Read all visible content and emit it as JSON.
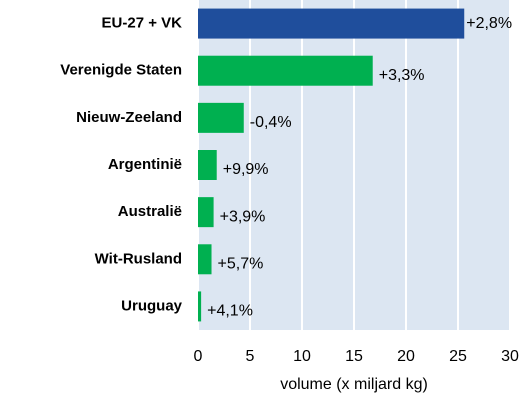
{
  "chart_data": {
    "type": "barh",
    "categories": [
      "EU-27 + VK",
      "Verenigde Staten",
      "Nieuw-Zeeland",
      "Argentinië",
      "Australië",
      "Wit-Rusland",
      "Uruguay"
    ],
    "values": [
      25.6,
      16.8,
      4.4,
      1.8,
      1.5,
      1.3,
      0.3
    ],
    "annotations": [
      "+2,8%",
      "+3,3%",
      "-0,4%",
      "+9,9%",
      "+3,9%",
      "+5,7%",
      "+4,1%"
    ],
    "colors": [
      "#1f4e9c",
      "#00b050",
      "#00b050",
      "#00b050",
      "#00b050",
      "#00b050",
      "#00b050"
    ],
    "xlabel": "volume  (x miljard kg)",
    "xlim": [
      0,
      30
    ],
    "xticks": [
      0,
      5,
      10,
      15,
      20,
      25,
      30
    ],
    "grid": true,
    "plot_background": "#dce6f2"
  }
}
============
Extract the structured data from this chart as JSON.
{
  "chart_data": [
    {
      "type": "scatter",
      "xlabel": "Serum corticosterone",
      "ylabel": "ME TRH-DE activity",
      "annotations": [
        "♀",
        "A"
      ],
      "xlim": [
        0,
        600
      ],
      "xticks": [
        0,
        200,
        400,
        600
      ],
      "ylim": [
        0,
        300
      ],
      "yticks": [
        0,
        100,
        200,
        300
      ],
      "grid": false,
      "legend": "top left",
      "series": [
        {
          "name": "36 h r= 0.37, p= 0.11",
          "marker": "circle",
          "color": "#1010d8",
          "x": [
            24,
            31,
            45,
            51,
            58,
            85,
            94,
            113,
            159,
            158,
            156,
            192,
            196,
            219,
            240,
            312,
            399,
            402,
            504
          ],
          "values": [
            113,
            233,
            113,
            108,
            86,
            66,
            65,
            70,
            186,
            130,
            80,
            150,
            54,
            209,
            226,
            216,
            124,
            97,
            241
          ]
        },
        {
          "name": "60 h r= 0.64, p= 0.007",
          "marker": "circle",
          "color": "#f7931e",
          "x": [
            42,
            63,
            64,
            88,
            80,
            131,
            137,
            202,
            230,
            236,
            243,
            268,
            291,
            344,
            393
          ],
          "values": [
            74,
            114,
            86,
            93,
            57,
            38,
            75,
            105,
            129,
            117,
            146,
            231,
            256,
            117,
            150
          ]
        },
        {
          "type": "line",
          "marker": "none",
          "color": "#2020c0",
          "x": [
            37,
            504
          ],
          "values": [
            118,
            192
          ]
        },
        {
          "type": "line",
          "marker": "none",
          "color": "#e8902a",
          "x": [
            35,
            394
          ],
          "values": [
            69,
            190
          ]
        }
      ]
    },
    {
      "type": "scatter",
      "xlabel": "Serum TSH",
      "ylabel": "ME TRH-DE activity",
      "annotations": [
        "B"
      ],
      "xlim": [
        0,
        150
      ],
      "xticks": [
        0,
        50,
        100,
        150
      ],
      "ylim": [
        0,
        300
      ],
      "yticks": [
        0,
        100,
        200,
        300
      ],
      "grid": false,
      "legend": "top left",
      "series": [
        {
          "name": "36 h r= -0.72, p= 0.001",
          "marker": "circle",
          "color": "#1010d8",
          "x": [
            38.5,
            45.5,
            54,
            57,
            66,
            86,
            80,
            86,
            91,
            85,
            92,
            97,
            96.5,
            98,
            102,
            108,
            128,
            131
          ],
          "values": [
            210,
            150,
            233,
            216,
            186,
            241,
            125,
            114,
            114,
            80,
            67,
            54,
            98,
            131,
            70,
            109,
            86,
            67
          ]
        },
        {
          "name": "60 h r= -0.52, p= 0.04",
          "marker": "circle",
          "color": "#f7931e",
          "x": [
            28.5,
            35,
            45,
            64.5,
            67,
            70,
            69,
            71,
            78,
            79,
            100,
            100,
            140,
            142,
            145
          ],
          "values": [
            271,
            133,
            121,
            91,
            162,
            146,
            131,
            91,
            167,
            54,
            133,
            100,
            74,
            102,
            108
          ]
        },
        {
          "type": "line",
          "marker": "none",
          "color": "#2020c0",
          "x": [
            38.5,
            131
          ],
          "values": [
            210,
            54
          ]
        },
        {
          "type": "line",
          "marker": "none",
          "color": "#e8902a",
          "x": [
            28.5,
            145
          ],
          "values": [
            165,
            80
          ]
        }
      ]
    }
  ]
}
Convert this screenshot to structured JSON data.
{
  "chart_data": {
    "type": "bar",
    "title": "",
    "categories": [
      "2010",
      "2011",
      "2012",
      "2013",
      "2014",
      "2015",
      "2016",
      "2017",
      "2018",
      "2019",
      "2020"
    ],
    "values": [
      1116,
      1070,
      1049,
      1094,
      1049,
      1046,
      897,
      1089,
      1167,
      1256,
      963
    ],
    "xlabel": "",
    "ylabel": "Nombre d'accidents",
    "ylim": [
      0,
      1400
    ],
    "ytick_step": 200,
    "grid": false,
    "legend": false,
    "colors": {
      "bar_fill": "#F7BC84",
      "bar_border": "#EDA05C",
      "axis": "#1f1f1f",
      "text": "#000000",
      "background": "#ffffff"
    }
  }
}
============
_The problem:_ Scan the data above and copy every line with "grid" in it.

_Result below:_
    "grid": true,
      "grid": false,
      "grid": false,
    "grid": false,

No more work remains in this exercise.